→ The task
Give all of the lines again, with nothing added or dropped.

━━ Material ━━

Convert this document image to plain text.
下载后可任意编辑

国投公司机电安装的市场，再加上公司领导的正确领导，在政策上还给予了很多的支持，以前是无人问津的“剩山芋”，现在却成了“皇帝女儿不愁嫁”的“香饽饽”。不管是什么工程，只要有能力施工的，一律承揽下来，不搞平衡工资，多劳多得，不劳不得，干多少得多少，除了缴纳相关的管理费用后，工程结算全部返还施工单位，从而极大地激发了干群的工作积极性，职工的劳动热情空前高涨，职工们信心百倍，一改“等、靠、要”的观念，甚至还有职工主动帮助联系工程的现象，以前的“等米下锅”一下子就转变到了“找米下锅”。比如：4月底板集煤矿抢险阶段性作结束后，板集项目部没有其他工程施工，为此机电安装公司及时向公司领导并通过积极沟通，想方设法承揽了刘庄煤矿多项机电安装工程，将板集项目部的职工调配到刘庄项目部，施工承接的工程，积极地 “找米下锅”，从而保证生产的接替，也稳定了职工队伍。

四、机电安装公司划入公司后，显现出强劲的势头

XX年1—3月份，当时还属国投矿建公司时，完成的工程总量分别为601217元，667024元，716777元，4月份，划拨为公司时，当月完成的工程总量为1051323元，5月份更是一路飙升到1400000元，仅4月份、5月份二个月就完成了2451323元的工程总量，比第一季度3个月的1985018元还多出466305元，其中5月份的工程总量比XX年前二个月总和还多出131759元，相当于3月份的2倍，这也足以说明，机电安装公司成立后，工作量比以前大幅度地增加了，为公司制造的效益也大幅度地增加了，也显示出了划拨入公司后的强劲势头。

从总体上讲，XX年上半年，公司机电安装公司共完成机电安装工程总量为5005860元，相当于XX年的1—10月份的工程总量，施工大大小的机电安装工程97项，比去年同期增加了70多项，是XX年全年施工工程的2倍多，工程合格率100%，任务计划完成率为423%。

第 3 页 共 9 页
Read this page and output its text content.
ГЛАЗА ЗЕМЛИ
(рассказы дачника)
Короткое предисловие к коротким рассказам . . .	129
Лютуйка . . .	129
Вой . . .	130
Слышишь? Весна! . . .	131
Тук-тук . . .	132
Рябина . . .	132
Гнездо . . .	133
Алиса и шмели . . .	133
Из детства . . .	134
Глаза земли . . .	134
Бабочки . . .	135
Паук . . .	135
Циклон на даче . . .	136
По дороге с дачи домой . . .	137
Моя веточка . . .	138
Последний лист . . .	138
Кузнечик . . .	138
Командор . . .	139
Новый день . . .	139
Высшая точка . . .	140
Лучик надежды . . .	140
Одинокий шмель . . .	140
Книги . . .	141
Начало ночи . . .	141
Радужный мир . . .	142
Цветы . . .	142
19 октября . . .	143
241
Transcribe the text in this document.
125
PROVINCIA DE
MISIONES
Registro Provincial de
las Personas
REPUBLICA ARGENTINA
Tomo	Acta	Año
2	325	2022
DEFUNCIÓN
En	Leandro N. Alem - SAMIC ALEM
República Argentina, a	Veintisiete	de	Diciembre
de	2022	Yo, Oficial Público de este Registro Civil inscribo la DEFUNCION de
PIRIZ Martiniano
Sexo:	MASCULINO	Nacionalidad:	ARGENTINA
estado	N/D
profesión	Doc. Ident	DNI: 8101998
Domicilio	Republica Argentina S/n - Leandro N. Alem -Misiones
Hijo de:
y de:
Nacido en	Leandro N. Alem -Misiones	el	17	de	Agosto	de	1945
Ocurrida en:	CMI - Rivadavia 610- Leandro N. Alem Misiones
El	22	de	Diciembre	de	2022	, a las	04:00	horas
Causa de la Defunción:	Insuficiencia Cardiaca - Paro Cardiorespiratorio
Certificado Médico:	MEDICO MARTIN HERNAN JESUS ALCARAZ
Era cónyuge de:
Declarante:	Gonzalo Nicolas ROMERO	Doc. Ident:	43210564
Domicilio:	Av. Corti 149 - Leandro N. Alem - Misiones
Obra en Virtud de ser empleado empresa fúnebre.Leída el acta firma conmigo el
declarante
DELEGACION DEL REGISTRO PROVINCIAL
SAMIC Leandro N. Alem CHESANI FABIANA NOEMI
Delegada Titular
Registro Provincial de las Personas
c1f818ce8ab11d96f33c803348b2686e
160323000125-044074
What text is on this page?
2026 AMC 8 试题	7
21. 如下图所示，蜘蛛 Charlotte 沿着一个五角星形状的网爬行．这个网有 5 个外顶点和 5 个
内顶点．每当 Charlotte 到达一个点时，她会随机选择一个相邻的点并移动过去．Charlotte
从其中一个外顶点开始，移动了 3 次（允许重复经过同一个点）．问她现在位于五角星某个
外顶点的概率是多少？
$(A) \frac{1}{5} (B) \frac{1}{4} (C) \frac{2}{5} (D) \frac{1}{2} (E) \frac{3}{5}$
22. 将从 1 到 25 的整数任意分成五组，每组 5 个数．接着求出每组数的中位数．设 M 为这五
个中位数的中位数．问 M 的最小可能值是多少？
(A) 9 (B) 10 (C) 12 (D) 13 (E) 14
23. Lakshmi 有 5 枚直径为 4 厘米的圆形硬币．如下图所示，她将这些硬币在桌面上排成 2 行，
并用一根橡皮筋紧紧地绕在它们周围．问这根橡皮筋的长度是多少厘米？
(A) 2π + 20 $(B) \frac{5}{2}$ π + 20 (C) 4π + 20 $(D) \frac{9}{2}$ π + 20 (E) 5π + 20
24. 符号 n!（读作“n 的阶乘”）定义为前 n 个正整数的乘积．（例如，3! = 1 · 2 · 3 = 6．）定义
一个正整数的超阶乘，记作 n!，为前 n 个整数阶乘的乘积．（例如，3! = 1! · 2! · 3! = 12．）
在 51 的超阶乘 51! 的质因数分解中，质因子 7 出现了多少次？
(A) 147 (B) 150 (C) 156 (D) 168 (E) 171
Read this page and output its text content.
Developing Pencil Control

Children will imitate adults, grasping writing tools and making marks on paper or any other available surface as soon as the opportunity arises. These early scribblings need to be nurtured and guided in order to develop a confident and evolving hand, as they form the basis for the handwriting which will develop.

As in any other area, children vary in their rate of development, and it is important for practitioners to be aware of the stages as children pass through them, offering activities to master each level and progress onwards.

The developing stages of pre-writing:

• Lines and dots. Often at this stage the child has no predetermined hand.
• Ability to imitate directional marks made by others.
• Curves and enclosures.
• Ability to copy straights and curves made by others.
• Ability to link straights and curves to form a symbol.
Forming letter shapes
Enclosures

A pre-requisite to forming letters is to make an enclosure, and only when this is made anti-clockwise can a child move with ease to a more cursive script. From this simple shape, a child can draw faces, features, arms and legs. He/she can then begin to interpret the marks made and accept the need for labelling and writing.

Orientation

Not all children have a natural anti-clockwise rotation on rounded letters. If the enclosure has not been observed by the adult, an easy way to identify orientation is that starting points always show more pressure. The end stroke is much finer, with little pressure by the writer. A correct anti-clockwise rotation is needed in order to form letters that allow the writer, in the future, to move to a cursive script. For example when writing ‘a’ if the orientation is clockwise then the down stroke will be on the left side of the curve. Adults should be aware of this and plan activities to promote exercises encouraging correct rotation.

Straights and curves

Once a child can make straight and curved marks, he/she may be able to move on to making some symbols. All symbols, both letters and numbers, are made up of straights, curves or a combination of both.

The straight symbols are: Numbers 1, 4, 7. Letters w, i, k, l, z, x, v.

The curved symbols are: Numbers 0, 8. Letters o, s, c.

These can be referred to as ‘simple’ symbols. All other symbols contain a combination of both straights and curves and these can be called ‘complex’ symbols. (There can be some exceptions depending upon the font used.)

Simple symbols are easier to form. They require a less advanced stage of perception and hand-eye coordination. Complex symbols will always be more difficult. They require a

━━━

→ Full output
Convert this document image to plain text.
下载后可任意编辑

国投公司机电安装的市场，再加上公司领导的正确领导，在政策上还给予了很多的支持，以前是无人问津的“剩山芋”，现在却成了“皇帝女儿不愁嫁”的“香饽饽”。不管是什么工程，只要有能力施工的，一律承揽下来，不搞平衡工资，多劳多得，不劳不得，干多少得多少，除了缴纳相关的管理费用后，工程结算全部返还施工单位，从而极大地激发了干群的工作积极性，职工的劳动热情空前高涨，职工们信心百倍，一改“等、靠、要”的观念，甚至还有职工主动帮助联系工程的现象，以前的“等米下锅”一下子就转变到了“找米下锅”。比如：4月底板集煤矿抢险阶段性作结束后，板集项目部没有其他工程施工，为此机电安装公司及时向公司领导并通过积极沟通，想方设法承揽了刘庄煤矿多项机电安装工程，将板集项目部的职工调配到刘庄项目部，施工承接的工程，积极地 “找米下锅”，从而保证生产的接替，也稳定了职工队伍。

四、机电安装公司划入公司后，显现出强劲的势头

XX年1—3月份，当时还属国投矿建公司时，完成的工程总量分别为601217元，667024元，716777元，4月份，划拨为公司时，当月完成的工程总量为1051323元，5月份更是一路飙升到1400000元，仅4月份、5月份二个月就完成了2451323元的工程总量，比第一季度3个月的1985018元还多出466305元，其中5月份的工程总量比XX年前二个月总和还多出131759元，相当于3月份的2倍，这也足以说明，机电安装公司成立后，工作量比以前大幅度地增加了，为公司制造的效益也大幅度地增加了，也显示出了划拨入公司后的强劲势头。

从总体上讲，XX年上半年，公司机电安装公司共完成机电安装工程总量为5005860元，相当于XX年的1—10月份的工程总量，施工大大小的机电安装工程97项，比去年同期增加了70多项，是XX年全年施工工程的2倍多，工程合格率100%，任务计划完成率为423%。

第 3 页 共 9 页
Read this page and output its text content.
ГЛАЗА ЗЕМЛИ
(рассказы дачника)
Короткое предисловие к коротким рассказам . . .	129
Лютуйка . . .	129
Вой . . .	130
Слышишь? Весна! . . .	131
Тук-тук . . .	132
Рябина . . .	132
Гнездо . . .	133
Алиса и шмели . . .	133
Из детства . . .	134
Глаза земли . . .	134
Бабочки . . .	135
Паук . . .	135
Циклон на даче . . .	136
По дороге с дачи домой . . .	137
Моя веточка . . .	138
Последний лист . . .	138
Кузнечик . . .	138
Командор . . .	139
Новый день . . .	139
Высшая точка . . .	140
Лучик надежды . . .	140
Одинокий шмель . . .	140
Книги . . .	141
Начало ночи . . .	141
Радужный мир . . .	142
Цветы . . .	142
19 октября . . .	143
241
Transcribe the text in this document.
125
PROVINCIA DE
MISIONES
Registro Provincial de
las Personas
REPUBLICA ARGENTINA
Tomo	Acta	Año
2	325	2022
DEFUNCIÓN
En	Leandro N. Alem - SAMIC ALEM
República Argentina, a	Veintisiete	de	Diciembre
de	2022	Yo, Oficial Público de este Registro Civil inscribo la DEFUNCION de
PIRIZ Martiniano
Sexo:	MASCULINO	Nacionalidad:	ARGENTINA
estado	N/D
profesión	Doc. Ident	DNI: 8101998
Domicilio	Republica Argentina S/n - Leandro N. Alem -Misiones
Hijo de:
y de:
Nacido en	Leandro N. Alem -Misiones	el	17	de	Agosto	de	1945
Ocurrida en:	CMI - Rivadavia 610- Leandro N. Alem Misiones
El	22	de	Diciembre	de	2022	, a las	04:00	horas
Causa de la Defunción:	Insuficiencia Cardiaca - Paro Cardiorespiratorio
Certificado Médico:	MEDICO MARTIN HERNAN JESUS ALCARAZ
Era cónyuge de:
Declarante:	Gonzalo Nicolas ROMERO	Doc. Ident:	43210564
Domicilio:	Av. Corti 149 - Leandro N. Alem - Misiones
Obra en Virtud de ser empleado empresa fúnebre.Leída el acta firma conmigo el
declarante
DELEGACION DEL REGISTRO PROVINCIAL
SAMIC Leandro N. Alem CHESANI FABIANA NOEMI
Delegada Titular
Registro Provincial de las Personas
c1f818ce8ab11d96f33c803348b2686e
160323000125-044074
What text is on this page?
2026 AMC 8 试题	7
21. 如下图所示，蜘蛛 Charlotte 沿着一个五角星形状的网爬行．这个网有 5 个外顶点和 5 个
内顶点．每当 Charlotte 到达一个点时，她会随机选择一个相邻的点并移动过去．Charlotte
从其中一个外顶点开始，移动了 3 次（允许重复经过同一个点）．问她现在位于五角星某个
外顶点的概率是多少？
$(A) \frac{1}{5} (B) \frac{1}{4} (C) \frac{2}{5} (D) \frac{1}{2} (E) \frac{3}{5}$
22. 将从 1 到 25 的整数任意分成五组，每组 5 个数．接着求出每组数的中位数．设 M 为这五
个中位数的中位数．问 M 的最小可能值是多少？
(A) 9 (B) 10 (C) 12 (D) 13 (E) 14
23. Lakshmi 有 5 枚直径为 4 厘米的圆形硬币．如下图所示，她将这些硬币在桌面上排成 2 行，
并用一根橡皮筋紧紧地绕在它们周围．问这根橡皮筋的长度是多少厘米？
(A) 2π + 20 $(B) \frac{5}{2}$ π + 20 (C) 4π + 20 $(D) \frac{9}{2}$ π + 20 (E) 5π + 20
24. 符号 n!（读作“n 的阶乘”）定义为前 n 个正整数的乘积．（例如，3! = 1 · 2 · 3 = 6．）定义
一个正整数的超阶乘，记作 n!，为前 n 个整数阶乘的乘积．（例如，3! = 1! · 2! · 3! = 12．）
在 51 的超阶乘 51! 的质因数分解中，质因子 7 出现了多少次？
(A) 147 (B) 150 (C) 156 (D) 168 (E) 171
Read this page and output its text content.
Developing Pencil Control

Children will imitate adults, grasping writing tools and making marks on paper or any other available surface as soon as the opportunity arises. These early scribblings need to be nurtured and guided in order to develop a confident and evolving hand, as they form the basis for the handwriting which will develop.

As in any other area, children vary in their rate of development, and it is important for practitioners to be aware of the stages as children pass through them, offering activities to master each level and progress onwards.

The developing stages of pre-writing:

• Lines and dots. Often at this stage the child has no predetermined hand.
• Ability to imitate directional marks made by others.
• Curves and enclosures.
• Ability to copy straights and curves made by others.
• Ability to link straights and curves to form a symbol.
Forming letter shapes
Enclosures

A pre-requisite to forming letters is to make an enclosure, and only when this is made anti-clockwise can a child move with ease to a more cursive script. From this simple shape, a child can draw faces, features, arms and legs. He/she can then begin to interpret the marks made and accept the need for labelling and writing.

Orientation

Not all children have a natural anti-clockwise rotation on rounded letters. If the enclosure has not been observed by the adult, an easy way to identify orientation is that starting points always show more pressure. The end stroke is much finer, with little pressure by the writer. A correct anti-clockwise rotation is needed in order to form letters that allow the writer, in the future, to move to a cursive script. For example when writing ‘a’ if the orientation is clockwise then the down stroke will be on the left side of the curve. Adults should be aware of this and plan activities to promote exercises encouraging correct rotation.

Straights and curves

Once a child can make straight and curved marks, he/she may be able to move on to making some symbols. All symbols, both letters and numbers, are made up of straights, curves or a combination of both.

The straight symbols are: Numbers 1, 4, 7. Letters w, i, k, l, z, x, v.

The curved symbols are: Numbers 0, 8. Letters o, s, c.

These can be referred to as ‘simple’ symbols. All other symbols contain a combination of both straights and curves and these can be called ‘complex’ symbols. (There can be some exceptions depending upon the font used.)

Simple symbols are easier to form. They require a less advanced stage of perception and hand-eye coordination. Complex symbols will always be more difficult. They require a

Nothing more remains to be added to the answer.